# EXERCISE DIRECTIONS
Check each line of the data below for the word "Alphabetical", then extract the ones that have it.

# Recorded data
__________
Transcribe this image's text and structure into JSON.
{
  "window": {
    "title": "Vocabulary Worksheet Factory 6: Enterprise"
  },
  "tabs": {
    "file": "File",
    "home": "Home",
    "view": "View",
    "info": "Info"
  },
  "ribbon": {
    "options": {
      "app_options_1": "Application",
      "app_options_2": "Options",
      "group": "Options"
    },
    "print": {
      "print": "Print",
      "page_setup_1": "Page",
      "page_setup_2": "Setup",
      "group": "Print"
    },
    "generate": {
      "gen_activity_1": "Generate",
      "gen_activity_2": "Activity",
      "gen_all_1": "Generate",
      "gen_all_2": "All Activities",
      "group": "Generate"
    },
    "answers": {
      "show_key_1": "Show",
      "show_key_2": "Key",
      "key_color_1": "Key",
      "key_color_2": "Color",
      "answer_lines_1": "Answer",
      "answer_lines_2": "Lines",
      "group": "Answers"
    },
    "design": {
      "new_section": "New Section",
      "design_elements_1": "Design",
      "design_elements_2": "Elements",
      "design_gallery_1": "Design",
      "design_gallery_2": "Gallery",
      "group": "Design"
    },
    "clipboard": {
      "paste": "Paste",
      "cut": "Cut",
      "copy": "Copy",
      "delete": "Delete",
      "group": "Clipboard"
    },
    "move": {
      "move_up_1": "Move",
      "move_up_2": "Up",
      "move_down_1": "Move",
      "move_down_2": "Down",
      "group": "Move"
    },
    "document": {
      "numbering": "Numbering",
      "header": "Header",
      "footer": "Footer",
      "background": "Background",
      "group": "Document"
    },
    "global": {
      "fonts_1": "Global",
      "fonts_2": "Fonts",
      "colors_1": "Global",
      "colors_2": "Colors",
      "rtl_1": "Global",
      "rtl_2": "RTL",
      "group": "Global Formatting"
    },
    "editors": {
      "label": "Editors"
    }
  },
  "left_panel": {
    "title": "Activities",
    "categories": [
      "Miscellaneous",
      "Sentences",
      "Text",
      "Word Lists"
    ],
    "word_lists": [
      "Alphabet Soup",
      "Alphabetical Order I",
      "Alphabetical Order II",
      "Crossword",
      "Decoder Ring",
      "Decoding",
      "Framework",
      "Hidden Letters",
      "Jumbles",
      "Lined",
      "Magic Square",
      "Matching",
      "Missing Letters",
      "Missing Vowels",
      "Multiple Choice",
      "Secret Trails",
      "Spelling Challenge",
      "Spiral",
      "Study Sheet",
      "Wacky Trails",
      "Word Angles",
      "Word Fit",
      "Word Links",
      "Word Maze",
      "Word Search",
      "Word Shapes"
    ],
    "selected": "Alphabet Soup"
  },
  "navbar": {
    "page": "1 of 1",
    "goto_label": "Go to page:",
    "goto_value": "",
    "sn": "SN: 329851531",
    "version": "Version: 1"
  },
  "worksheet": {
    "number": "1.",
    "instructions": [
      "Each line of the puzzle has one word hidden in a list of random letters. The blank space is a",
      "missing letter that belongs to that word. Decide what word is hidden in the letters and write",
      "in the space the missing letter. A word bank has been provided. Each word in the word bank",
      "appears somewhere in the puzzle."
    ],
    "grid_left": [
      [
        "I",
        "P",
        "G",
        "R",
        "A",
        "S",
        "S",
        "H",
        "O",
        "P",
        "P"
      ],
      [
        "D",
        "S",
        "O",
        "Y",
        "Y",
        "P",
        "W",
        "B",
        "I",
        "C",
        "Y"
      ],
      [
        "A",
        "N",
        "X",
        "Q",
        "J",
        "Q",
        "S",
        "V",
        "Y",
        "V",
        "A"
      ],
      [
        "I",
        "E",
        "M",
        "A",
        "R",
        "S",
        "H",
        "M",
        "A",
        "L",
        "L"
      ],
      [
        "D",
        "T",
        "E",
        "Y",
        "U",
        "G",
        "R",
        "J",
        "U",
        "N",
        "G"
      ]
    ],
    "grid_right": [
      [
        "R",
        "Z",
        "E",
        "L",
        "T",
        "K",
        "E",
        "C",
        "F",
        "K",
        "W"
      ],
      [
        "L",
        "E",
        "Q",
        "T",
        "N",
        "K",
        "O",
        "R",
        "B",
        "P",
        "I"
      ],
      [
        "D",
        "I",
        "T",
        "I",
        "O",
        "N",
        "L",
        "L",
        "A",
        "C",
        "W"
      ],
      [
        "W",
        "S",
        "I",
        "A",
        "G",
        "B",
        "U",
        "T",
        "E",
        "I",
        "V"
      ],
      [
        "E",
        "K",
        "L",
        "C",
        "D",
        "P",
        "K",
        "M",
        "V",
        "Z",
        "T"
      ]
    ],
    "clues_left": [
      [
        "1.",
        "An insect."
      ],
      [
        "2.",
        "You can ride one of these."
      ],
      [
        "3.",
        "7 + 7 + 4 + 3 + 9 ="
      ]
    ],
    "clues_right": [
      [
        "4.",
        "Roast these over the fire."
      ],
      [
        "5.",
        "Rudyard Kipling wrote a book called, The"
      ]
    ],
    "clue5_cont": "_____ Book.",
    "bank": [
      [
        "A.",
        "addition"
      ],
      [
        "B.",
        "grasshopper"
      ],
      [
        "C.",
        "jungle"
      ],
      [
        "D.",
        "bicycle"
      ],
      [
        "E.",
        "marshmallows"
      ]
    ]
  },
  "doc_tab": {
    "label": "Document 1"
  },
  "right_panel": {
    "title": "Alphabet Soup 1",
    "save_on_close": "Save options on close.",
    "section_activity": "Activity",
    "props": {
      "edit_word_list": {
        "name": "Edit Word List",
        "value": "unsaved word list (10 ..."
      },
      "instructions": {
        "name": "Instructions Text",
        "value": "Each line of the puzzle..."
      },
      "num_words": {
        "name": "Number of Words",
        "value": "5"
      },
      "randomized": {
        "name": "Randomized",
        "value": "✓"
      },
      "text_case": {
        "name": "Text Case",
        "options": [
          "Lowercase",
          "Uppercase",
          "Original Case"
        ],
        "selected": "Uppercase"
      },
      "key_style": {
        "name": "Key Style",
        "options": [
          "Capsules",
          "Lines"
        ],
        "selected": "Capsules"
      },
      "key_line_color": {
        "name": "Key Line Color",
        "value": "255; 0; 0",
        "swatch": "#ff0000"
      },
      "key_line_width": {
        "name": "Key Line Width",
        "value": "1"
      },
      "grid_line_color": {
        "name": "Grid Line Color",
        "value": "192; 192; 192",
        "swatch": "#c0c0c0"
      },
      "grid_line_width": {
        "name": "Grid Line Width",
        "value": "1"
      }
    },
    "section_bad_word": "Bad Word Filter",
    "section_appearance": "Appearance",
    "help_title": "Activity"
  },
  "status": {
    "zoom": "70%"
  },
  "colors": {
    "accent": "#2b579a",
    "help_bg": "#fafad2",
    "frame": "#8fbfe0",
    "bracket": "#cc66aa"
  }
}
__________
# SOLUTION FOR THIS PROBLEM
      "Alphabetical Order I",
      "Alphabetical Order II",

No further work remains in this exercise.